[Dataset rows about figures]
───

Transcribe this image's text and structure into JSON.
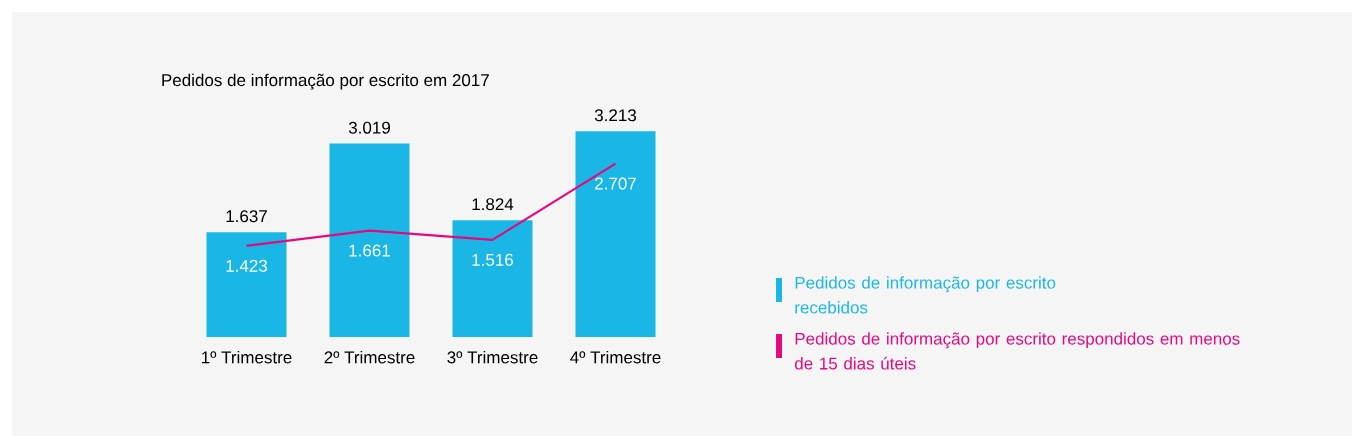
{
  "chart_data": {
    "type": "bar",
    "title": "Pedidos de informação por escrito em 2017",
    "categories": [
      "1º Trimestre",
      "2º Trimestre",
      "3º Trimestre",
      "4º Trimestre"
    ],
    "series": [
      {
        "name": "Pedidos de informação por escrito recebidos",
        "color": "#1ab7e6",
        "values": [
          1637,
          3019,
          1824,
          3213
        ],
        "value_labels": [
          "1.637",
          "3.019",
          "1.824",
          "3.213"
        ]
      },
      {
        "name": "Pedidos de informação por escrito respondidos em menos de 15 dias úteis",
        "type": "line",
        "color": "#e5097f",
        "values": [
          1423,
          1661,
          1516,
          2707
        ],
        "value_labels": [
          "1.423",
          "1.661",
          "1.516",
          "2.707"
        ]
      }
    ],
    "legend": "right"
  }
}
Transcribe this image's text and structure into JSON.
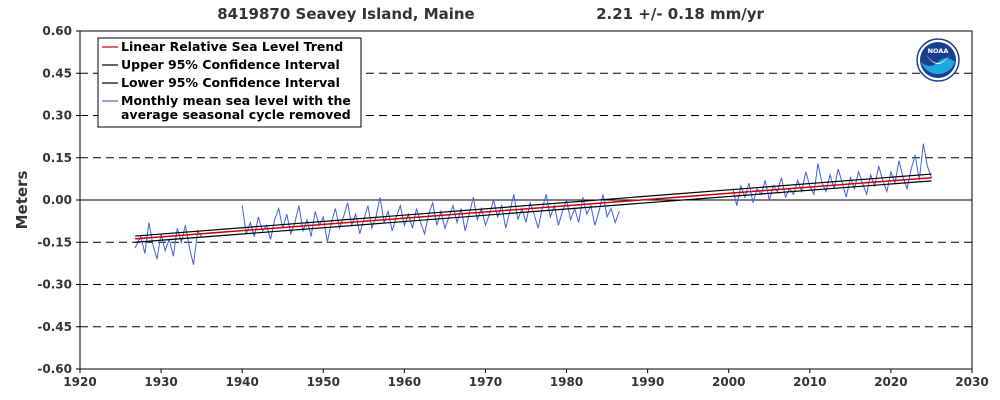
{
  "header": {
    "station": "8419870 Seavey Island, Maine",
    "trend": "2.21 +/-  0.18 mm/yr"
  },
  "chart_data": {
    "type": "line",
    "ylabel": "Meters",
    "xlim": [
      1920,
      2030
    ],
    "ylim": [
      -0.6,
      0.6
    ],
    "x_ticks": [
      1920,
      1930,
      1940,
      1950,
      1960,
      1970,
      1980,
      1990,
      2000,
      2010,
      2020,
      2030
    ],
    "y_ticks": [
      -0.6,
      -0.45,
      -0.3,
      -0.15,
      0.0,
      0.15,
      0.3,
      0.45,
      0.6
    ],
    "x_tick_labels": [
      "1920",
      "1930",
      "1940",
      "1950",
      "1960",
      "1970",
      "1980",
      "1990",
      "2000",
      "2010",
      "2020",
      "2030"
    ],
    "y_tick_labels": [
      "-0.60",
      "-0.45",
      "-0.30",
      "-0.15",
      "0.00",
      "0.15",
      "0.30",
      "0.45",
      "0.60"
    ],
    "grid": "dashed horizontal at y ticks; solid line at 0",
    "legend": {
      "placement": "top-left"
    },
    "series": [
      {
        "name": "Linear Relative Sea Level Trend",
        "color": "#cc0000",
        "type": "trend",
        "x": [
          1926.8,
          2025.0
        ],
        "y": [
          -0.138,
          0.079
        ]
      },
      {
        "name": "Upper 95% Confidence Interval",
        "color": "#000000",
        "type": "ci",
        "x": [
          1926.8,
          2025.0
        ],
        "y": [
          -0.128,
          0.092
        ]
      },
      {
        "name": "Lower 95% Confidence Interval",
        "color": "#000000",
        "type": "ci",
        "x": [
          1926.8,
          2025.0
        ],
        "y": [
          -0.15,
          0.068
        ]
      },
      {
        "name": "Monthly mean sea level with the average seasonal cycle removed",
        "color": "#3b63e0",
        "type": "monthly",
        "segments": [
          {
            "x": [
              1926.8,
              1927.5,
              1928.0,
              1928.5,
              1929.0,
              1929.5,
              1930.0,
              1930.5,
              1931.0,
              1931.5,
              1932.0,
              1932.5,
              1933.0,
              1933.5,
              1934.0,
              1934.5,
              1935.0
            ],
            "y": [
              -0.17,
              -0.13,
              -0.19,
              -0.08,
              -0.16,
              -0.21,
              -0.12,
              -0.18,
              -0.14,
              -0.2,
              -0.1,
              -0.15,
              -0.09,
              -0.17,
              -0.23,
              -0.11,
              -0.13
            ]
          },
          {
            "x": [
              1940.0,
              1940.5,
              1941.0,
              1941.5,
              1942.0,
              1942.5,
              1943.0,
              1943.5,
              1944.0,
              1944.5,
              1945.0,
              1945.5,
              1946.0,
              1946.5,
              1947.0,
              1947.5,
              1948.0,
              1948.5,
              1949.0,
              1949.5,
              1950.0,
              1950.5,
              1951.0,
              1951.5,
              1952.0,
              1952.5,
              1953.0,
              1953.5,
              1954.0,
              1954.5,
              1955.0,
              1955.5,
              1956.0,
              1956.5,
              1957.0,
              1957.5,
              1958.0,
              1958.5,
              1959.0,
              1959.5,
              1960.0,
              1960.5,
              1961.0,
              1961.5,
              1962.0,
              1962.5,
              1963.0,
              1963.5,
              1964.0,
              1964.5,
              1965.0,
              1965.5,
              1966.0,
              1966.5,
              1967.0,
              1967.5,
              1968.0,
              1968.5,
              1969.0,
              1969.5,
              1970.0,
              1970.5,
              1971.0,
              1971.5,
              1972.0,
              1972.5,
              1973.0,
              1973.5,
              1974.0,
              1974.5,
              1975.0,
              1975.5,
              1976.0,
              1976.5,
              1977.0,
              1977.5,
              1978.0,
              1978.5,
              1979.0,
              1979.5,
              1980.0,
              1980.5,
              1981.0,
              1981.5,
              1982.0,
              1982.5,
              1983.0,
              1983.5,
              1984.0,
              1984.5,
              1985.0,
              1985.5,
              1986.0,
              1986.5
            ],
            "y": [
              -0.02,
              -0.12,
              -0.08,
              -0.13,
              -0.06,
              -0.11,
              -0.09,
              -0.14,
              -0.07,
              -0.03,
              -0.1,
              -0.05,
              -0.12,
              -0.08,
              -0.02,
              -0.11,
              -0.07,
              -0.13,
              -0.04,
              -0.09,
              -0.06,
              -0.15,
              -0.08,
              -0.03,
              -0.1,
              -0.06,
              -0.01,
              -0.09,
              -0.05,
              -0.12,
              -0.07,
              -0.02,
              -0.1,
              -0.06,
              0.01,
              -0.08,
              -0.04,
              -0.11,
              -0.06,
              -0.02,
              -0.09,
              -0.05,
              -0.1,
              -0.03,
              -0.08,
              -0.12,
              -0.05,
              -0.01,
              -0.09,
              -0.04,
              -0.1,
              -0.06,
              -0.02,
              -0.08,
              -0.03,
              -0.11,
              -0.05,
              0.01,
              -0.07,
              -0.03,
              -0.09,
              -0.05,
              0.0,
              -0.06,
              -0.02,
              -0.1,
              -0.04,
              0.02,
              -0.07,
              -0.03,
              -0.08,
              -0.01,
              -0.05,
              -0.1,
              -0.03,
              0.02,
              -0.06,
              -0.02,
              -0.09,
              -0.04,
              0.0,
              -0.07,
              -0.03,
              -0.08,
              0.01,
              -0.05,
              -0.02,
              -0.09,
              -0.04,
              0.02,
              -0.06,
              -0.03,
              -0.08,
              -0.04
            ]
          },
          {
            "x": [
              2000.5,
              2001.0,
              2001.5,
              2002.0,
              2002.5,
              2003.0,
              2003.5,
              2004.0,
              2004.5,
              2005.0,
              2005.5,
              2006.0,
              2006.5,
              2007.0,
              2007.5,
              2008.0,
              2008.5,
              2009.0,
              2009.5,
              2010.0,
              2010.5,
              2011.0,
              2011.5,
              2012.0,
              2012.5,
              2013.0,
              2013.5,
              2014.0,
              2014.5,
              2015.0,
              2015.5,
              2016.0,
              2016.5,
              2017.0,
              2017.5,
              2018.0,
              2018.5,
              2019.0,
              2019.5,
              2020.0,
              2020.5,
              2021.0,
              2021.5,
              2022.0,
              2022.5,
              2023.0,
              2023.5,
              2024.0,
              2024.5,
              2025.0
            ],
            "y": [
              0.04,
              -0.02,
              0.05,
              0.01,
              0.06,
              -0.01,
              0.04,
              0.02,
              0.07,
              0.0,
              0.05,
              0.03,
              0.08,
              0.01,
              0.04,
              0.02,
              0.07,
              0.03,
              0.1,
              0.05,
              0.02,
              0.13,
              0.06,
              0.03,
              0.09,
              0.04,
              0.11,
              0.06,
              0.01,
              0.08,
              0.04,
              0.1,
              0.06,
              0.02,
              0.09,
              0.05,
              0.12,
              0.07,
              0.03,
              0.1,
              0.06,
              0.14,
              0.08,
              0.04,
              0.11,
              0.16,
              0.07,
              0.2,
              0.12,
              0.08
            ]
          }
        ]
      }
    ]
  },
  "logo": {
    "text": "NOAA"
  }
}
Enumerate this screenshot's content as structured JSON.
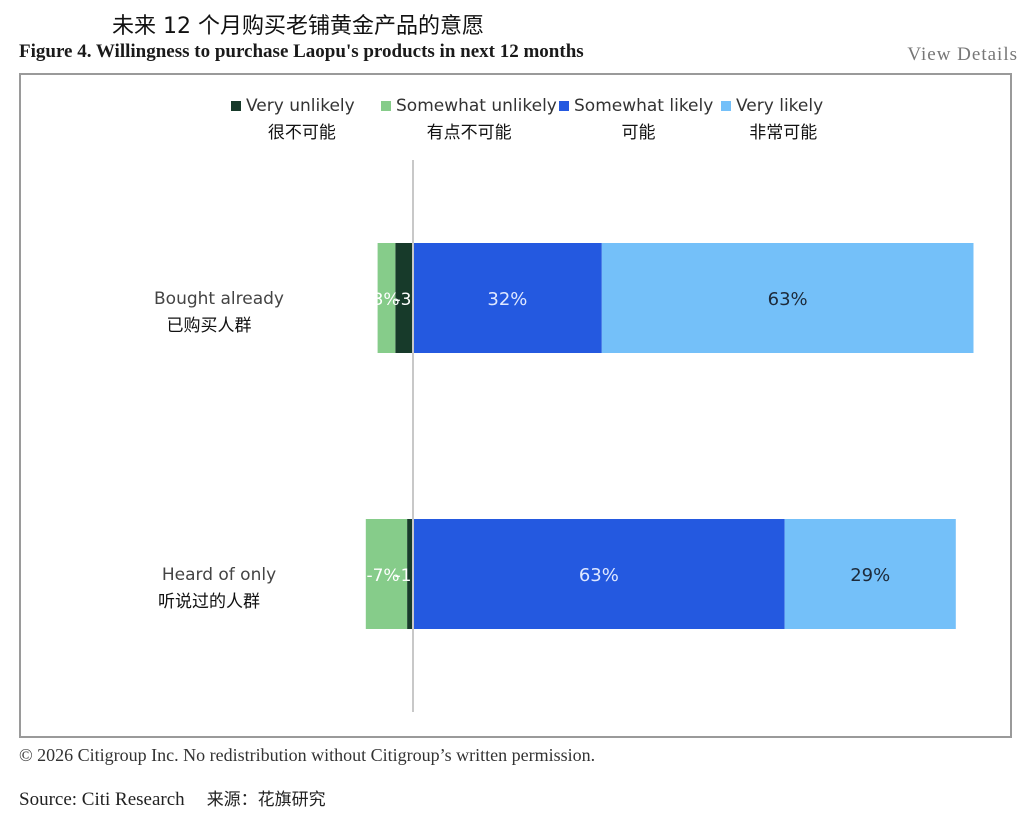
{
  "header": {
    "title_cn": "未来 12 个月购买老铺黄金产品的意愿",
    "figure_title": "Figure 4. Willingness to purchase Laopu's products in next 12 months",
    "view_details": "View Details"
  },
  "chart_data": {
    "type": "bar",
    "orientation": "horizontal",
    "stacked": "diverging",
    "categories": [
      {
        "en": "Bought already",
        "cn": "已购买人群"
      },
      {
        "en": "Heard of only",
        "cn": "听说过的人群"
      }
    ],
    "series": [
      {
        "name": "Very unlikely",
        "name_cn": "很不可能",
        "color": "#173a2a",
        "values": [
          -3,
          -1
        ],
        "labels": [
          "-3%",
          "-1%"
        ]
      },
      {
        "name": "Somewhat unlikely",
        "name_cn": "有点不可能",
        "color": "#86cc8a",
        "values": [
          -3,
          -7
        ],
        "labels": [
          "-3%",
          "-7%"
        ]
      },
      {
        "name": "Somewhat likely",
        "name_cn": "可能",
        "color": "#2459e0",
        "values": [
          32,
          63
        ],
        "labels": [
          "32%",
          "63%"
        ]
      },
      {
        "name": "Very likely",
        "name_cn": "非常可能",
        "color": "#74c0f9",
        "values": [
          63,
          29
        ],
        "labels": [
          "63%",
          "29%"
        ]
      }
    ],
    "legend_position": "top",
    "grid": false
  },
  "footer": {
    "copyright": "© 2026 Citigroup Inc. No redistribution without Citigroup’s written permission.",
    "source": "Source: Citi Research",
    "source_cn": "来源：花旗研究"
  }
}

───

# Task brief:
Find each line in the records holding the string "informação" and show it.

# Result for this task:
    "title": "Pedidos de informação por escrito em 2017",
        "name": "Pedidos de informação por escrito recebidos",
        "name": "Pedidos de informação por escrito respondidos em menos de 15 dias úteis",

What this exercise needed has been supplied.